Short task
Report every line in the listing that contains the string "маленький".
----
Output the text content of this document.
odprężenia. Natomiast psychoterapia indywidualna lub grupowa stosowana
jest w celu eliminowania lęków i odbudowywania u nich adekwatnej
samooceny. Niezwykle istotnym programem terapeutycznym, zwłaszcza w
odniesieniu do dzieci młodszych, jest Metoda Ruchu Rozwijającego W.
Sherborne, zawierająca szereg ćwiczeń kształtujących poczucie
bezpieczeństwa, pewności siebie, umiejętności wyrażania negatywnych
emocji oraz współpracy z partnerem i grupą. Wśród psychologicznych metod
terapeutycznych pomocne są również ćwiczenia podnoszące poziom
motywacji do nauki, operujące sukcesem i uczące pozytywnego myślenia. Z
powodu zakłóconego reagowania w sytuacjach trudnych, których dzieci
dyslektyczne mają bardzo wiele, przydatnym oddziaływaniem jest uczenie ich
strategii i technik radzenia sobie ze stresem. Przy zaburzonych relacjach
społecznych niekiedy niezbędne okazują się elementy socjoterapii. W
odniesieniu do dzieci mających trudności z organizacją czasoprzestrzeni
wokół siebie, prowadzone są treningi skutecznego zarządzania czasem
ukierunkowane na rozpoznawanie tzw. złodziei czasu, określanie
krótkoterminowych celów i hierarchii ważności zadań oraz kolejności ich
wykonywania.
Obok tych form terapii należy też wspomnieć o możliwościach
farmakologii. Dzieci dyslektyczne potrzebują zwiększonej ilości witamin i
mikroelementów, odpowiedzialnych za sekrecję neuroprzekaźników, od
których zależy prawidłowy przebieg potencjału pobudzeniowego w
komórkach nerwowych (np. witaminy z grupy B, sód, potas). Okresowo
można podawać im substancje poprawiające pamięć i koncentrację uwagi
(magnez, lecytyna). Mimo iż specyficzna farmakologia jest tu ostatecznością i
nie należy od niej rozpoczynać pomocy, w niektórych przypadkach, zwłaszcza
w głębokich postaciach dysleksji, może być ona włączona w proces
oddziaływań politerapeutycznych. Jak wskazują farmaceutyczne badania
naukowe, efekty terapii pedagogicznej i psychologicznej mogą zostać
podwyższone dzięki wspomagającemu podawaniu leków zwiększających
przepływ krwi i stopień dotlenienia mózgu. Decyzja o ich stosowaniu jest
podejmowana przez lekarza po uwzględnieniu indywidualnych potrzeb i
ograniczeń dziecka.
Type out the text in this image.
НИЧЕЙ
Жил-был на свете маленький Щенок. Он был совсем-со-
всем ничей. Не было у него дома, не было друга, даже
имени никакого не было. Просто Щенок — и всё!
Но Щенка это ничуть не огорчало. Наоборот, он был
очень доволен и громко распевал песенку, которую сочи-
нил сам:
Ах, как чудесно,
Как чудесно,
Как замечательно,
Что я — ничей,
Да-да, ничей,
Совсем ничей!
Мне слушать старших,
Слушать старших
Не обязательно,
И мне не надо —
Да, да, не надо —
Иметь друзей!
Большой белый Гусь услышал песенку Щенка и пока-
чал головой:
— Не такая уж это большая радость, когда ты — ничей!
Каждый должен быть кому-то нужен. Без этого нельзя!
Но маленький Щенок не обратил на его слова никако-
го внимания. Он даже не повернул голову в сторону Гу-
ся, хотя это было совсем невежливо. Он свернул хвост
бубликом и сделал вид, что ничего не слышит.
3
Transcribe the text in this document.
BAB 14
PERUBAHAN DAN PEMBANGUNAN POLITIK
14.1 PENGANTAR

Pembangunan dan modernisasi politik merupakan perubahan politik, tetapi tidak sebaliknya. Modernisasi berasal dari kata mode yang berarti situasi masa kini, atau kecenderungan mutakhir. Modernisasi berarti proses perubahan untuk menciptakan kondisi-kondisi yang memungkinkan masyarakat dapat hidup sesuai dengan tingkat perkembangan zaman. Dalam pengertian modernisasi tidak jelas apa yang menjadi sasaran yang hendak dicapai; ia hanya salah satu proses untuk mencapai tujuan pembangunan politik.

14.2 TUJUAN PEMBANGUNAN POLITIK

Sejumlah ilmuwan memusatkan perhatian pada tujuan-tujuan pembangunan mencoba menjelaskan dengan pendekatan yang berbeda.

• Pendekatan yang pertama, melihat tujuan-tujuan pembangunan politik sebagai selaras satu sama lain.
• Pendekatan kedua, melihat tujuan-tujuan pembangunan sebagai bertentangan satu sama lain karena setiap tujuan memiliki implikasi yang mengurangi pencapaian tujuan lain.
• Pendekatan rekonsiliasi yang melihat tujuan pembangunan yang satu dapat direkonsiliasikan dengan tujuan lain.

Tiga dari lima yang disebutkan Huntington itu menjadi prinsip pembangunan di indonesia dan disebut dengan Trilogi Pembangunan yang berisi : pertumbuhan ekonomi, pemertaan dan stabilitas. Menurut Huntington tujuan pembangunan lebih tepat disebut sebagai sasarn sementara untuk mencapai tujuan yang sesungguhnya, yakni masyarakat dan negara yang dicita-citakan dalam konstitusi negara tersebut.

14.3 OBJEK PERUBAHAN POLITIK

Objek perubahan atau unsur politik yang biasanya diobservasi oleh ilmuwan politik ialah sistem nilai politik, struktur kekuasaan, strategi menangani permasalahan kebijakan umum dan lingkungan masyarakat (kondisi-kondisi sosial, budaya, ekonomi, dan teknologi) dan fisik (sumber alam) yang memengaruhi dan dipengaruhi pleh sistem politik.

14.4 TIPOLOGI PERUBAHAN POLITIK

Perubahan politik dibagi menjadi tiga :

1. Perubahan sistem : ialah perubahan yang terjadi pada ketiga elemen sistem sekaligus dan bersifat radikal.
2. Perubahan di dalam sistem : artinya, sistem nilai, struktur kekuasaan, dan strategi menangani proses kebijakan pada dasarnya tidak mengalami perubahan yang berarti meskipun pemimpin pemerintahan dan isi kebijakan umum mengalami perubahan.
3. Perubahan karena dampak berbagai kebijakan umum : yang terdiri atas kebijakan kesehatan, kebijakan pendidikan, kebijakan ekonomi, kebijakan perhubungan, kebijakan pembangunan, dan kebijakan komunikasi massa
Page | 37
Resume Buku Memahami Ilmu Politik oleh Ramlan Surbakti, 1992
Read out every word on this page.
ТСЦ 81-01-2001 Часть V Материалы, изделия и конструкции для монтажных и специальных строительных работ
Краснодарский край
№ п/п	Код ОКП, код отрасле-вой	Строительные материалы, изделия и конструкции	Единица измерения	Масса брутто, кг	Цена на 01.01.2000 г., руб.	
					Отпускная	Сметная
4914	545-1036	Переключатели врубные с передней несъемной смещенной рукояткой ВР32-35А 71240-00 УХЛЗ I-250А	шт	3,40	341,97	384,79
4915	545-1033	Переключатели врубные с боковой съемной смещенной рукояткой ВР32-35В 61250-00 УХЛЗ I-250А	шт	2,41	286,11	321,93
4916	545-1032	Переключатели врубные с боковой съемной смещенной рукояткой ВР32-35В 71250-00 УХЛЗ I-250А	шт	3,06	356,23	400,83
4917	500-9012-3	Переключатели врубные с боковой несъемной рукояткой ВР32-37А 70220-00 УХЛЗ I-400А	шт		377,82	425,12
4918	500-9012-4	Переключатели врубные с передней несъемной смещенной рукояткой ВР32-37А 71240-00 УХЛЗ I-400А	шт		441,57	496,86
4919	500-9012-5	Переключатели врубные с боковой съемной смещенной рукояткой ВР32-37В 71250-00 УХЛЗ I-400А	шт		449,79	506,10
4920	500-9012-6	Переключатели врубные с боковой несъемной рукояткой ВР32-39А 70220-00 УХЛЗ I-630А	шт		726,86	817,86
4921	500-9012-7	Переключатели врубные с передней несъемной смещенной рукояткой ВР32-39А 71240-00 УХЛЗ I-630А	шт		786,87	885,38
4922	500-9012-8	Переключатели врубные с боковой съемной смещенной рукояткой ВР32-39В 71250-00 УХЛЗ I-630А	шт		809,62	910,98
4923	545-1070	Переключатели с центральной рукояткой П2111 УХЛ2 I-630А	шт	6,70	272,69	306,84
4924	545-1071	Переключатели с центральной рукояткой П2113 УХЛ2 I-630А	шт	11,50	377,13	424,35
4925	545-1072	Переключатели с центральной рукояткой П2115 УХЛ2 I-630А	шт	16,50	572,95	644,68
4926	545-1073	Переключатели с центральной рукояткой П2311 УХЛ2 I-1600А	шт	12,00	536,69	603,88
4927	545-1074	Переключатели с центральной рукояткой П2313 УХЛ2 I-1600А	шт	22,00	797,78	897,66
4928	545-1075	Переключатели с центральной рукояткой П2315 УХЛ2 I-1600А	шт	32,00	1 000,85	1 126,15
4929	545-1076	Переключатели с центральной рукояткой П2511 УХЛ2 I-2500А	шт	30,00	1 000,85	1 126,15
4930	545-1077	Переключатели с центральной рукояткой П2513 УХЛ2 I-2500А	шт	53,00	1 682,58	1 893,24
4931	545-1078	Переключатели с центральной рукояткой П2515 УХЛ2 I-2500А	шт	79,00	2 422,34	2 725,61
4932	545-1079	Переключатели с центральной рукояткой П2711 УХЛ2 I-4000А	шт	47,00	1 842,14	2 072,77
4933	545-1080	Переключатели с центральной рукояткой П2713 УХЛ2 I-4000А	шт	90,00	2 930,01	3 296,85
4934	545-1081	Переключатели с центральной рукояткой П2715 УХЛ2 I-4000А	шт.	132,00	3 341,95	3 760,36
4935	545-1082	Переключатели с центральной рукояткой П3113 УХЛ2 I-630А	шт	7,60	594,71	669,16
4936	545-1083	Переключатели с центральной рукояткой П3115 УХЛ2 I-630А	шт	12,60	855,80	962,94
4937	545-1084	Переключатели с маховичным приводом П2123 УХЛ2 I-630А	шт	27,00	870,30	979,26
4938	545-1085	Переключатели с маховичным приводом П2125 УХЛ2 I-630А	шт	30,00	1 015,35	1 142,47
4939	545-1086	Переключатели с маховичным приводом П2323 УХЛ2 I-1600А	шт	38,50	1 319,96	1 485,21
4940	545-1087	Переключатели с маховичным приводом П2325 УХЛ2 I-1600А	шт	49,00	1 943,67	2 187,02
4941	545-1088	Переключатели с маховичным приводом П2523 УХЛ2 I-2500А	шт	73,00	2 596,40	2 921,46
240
----
Correct output
Жил-был на свете маленький Щенок. Он был совсем-со-
Но маленький Щенок не обратил на его слова никако-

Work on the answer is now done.